--- Start of PROVIDED MATERIAL ---
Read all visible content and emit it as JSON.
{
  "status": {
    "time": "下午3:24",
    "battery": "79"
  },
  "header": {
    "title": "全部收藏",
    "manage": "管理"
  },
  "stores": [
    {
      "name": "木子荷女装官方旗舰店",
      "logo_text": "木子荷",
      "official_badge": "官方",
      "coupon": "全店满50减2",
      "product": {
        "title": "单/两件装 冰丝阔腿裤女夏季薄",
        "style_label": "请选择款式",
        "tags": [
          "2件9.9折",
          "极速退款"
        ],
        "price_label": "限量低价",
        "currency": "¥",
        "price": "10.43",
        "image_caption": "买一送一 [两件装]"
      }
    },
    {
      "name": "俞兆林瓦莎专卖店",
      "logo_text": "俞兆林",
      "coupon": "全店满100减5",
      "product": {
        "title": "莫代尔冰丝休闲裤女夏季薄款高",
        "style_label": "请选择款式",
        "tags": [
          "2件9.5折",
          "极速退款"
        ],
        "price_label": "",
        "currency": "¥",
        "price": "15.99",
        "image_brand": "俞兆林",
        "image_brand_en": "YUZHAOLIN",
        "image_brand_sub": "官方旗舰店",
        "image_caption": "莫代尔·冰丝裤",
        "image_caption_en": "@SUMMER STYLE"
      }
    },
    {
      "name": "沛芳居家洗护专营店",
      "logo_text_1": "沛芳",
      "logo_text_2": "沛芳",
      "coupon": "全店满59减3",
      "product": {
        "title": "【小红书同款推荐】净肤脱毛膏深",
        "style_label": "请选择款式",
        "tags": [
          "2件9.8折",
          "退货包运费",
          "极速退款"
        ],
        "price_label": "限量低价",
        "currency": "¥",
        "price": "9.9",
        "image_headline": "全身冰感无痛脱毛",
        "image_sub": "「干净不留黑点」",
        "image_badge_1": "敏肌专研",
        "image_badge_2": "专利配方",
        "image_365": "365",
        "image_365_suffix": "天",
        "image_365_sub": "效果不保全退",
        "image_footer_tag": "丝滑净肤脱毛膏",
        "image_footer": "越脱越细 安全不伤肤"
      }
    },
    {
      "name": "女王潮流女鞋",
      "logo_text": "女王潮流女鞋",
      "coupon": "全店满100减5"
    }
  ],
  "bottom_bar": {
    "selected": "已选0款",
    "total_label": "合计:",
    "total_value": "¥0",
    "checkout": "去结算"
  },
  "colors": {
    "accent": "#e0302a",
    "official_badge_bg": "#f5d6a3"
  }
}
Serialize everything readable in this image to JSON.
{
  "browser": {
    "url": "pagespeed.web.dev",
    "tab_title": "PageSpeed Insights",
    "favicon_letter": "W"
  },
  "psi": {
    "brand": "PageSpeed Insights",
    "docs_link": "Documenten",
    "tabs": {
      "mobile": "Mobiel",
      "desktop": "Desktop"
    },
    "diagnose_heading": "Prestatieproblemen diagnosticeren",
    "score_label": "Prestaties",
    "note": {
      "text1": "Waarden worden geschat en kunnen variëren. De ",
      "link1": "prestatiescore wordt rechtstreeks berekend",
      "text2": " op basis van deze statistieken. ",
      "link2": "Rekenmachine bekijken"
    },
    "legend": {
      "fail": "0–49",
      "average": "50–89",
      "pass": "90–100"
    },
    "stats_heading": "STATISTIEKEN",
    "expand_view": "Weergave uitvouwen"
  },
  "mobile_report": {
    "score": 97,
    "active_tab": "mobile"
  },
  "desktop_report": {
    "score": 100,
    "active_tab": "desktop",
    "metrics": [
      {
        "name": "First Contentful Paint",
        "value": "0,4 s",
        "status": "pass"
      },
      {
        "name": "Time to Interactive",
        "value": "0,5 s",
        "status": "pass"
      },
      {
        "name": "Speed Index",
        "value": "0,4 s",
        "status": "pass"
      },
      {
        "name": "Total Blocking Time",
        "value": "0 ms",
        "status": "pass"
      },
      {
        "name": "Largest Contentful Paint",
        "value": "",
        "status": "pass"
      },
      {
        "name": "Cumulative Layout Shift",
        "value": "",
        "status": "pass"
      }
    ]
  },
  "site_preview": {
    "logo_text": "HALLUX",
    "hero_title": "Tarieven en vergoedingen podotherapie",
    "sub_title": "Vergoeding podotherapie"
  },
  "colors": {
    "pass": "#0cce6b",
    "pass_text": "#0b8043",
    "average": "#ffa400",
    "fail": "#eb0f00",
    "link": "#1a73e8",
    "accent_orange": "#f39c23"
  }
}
--- End of PROVIDED MATERIAL ---
Write out the full listing, keeping every line exactly as it is.

* FULL OUTPUT:
Read all visible content and emit it as JSON.
{
  "status": {
    "time": "下午3:24",
    "battery": "79"
  },
  "header": {
    "title": "全部收藏",
    "manage": "管理"
  },
  "stores": [
    {
      "name": "木子荷女装官方旗舰店",
      "logo_text": "木子荷",
      "official_badge": "官方",
      "coupon": "全店满50减2",
      "product": {
        "title": "单/两件装 冰丝阔腿裤女夏季薄",
        "style_label": "请选择款式",
        "tags": [
          "2件9.9折",
          "极速退款"
        ],
        "price_label": "限量低价",
        "currency": "¥",
        "price": "10.43",
        "image_caption": "买一送一 [两件装]"
      }
    },
    {
      "name": "俞兆林瓦莎专卖店",
      "logo_text": "俞兆林",
      "coupon": "全店满100减5",
      "product": {
        "title": "莫代尔冰丝休闲裤女夏季薄款高",
        "style_label": "请选择款式",
        "tags": [
          "2件9.5折",
          "极速退款"
        ],
        "price_label": "",
        "currency": "¥",
        "price": "15.99",
        "image_brand": "俞兆林",
        "image_brand_en": "YUZHAOLIN",
        "image_brand_sub": "官方旗舰店",
        "image_caption": "莫代尔·冰丝裤",
        "image_caption_en": "@SUMMER STYLE"
      }
    },
    {
      "name": "沛芳居家洗护专营店",
      "logo_text_1": "沛芳",
      "logo_text_2": "沛芳",
      "coupon": "全店满59减3",
      "product": {
        "title": "【小红书同款推荐】净肤脱毛膏深",
        "style_label": "请选择款式",
        "tags": [
          "2件9.8折",
          "退货包运费",
          "极速退款"
        ],
        "price_label": "限量低价",
        "currency": "¥",
        "price": "9.9",
        "image_headline": "全身冰感无痛脱毛",
        "image_sub": "「干净不留黑点」",
        "image_badge_1": "敏肌专研",
        "image_badge_2": "专利配方",
        "image_365": "365",
        "image_365_suffix": "天",
        "image_365_sub": "效果不保全退",
        "image_footer_tag": "丝滑净肤脱毛膏",
        "image_footer": "越脱越细 安全不伤肤"
      }
    },
    {
      "name": "女王潮流女鞋",
      "logo_text": "女王潮流女鞋",
      "coupon": "全店满100减5"
    }
  ],
  "bottom_bar": {
    "selected": "已选0款",
    "total_label": "合计:",
    "total_value": "¥0",
    "checkout": "去结算"
  },
  "colors": {
    "accent": "#e0302a",
    "official_badge_bg": "#f5d6a3"
  }
}
Serialize everything readable in this image to JSON.
{
  "browser": {
    "url": "pagespeed.web.dev",
    "tab_title": "PageSpeed Insights",
    "favicon_letter": "W"
  },
  "psi": {
    "brand": "PageSpeed Insights",
    "docs_link": "Documenten",
    "tabs": {
      "mobile": "Mobiel",
      "desktop": "Desktop"
    },
    "diagnose_heading": "Prestatieproblemen diagnosticeren",
    "score_label": "Prestaties",
    "note": {
      "text1": "Waarden worden geschat en kunnen variëren. De ",
      "link1": "prestatiescore wordt rechtstreeks berekend",
      "text2": " op basis van deze statistieken. ",
      "link2": "Rekenmachine bekijken"
    },
    "legend": {
      "fail": "0–49",
      "average": "50–89",
      "pass": "90–100"
    },
    "stats_heading": "STATISTIEKEN",
    "expand_view": "Weergave uitvouwen"
  },
  "mobile_report": {
    "score": 97,
    "active_tab": "mobile"
  },
  "desktop_report": {
    "score": 100,
    "active_tab": "desktop",
    "metrics": [
      {
        "name": "First Contentful Paint",
        "value": "0,4 s",
        "status": "pass"
      },
      {
        "name": "Time to Interactive",
        "value": "0,5 s",
        "status": "pass"
      },
      {
        "name": "Speed Index",
        "value": "0,4 s",
        "status": "pass"
      },
      {
        "name": "Total Blocking Time",
        "value": "0 ms",
        "status": "pass"
      },
      {
        "name": "Largest Contentful Paint",
        "value": "",
        "status": "pass"
      },
      {
        "name": "Cumulative Layout Shift",
        "value": "",
        "status": "pass"
      }
    ]
  },
  "site_preview": {
    "logo_text": "HALLUX",
    "hero_title": "Tarieven en vergoedingen podotherapie",
    "sub_title": "Vergoeding podotherapie"
  },
  "colors": {
    "pass": "#0cce6b",
    "pass_text": "#0b8043",
    "average": "#ffa400",
    "fail": "#eb0f00",
    "link": "#1a73e8",
    "accent_orange": "#f39c23"
  }
}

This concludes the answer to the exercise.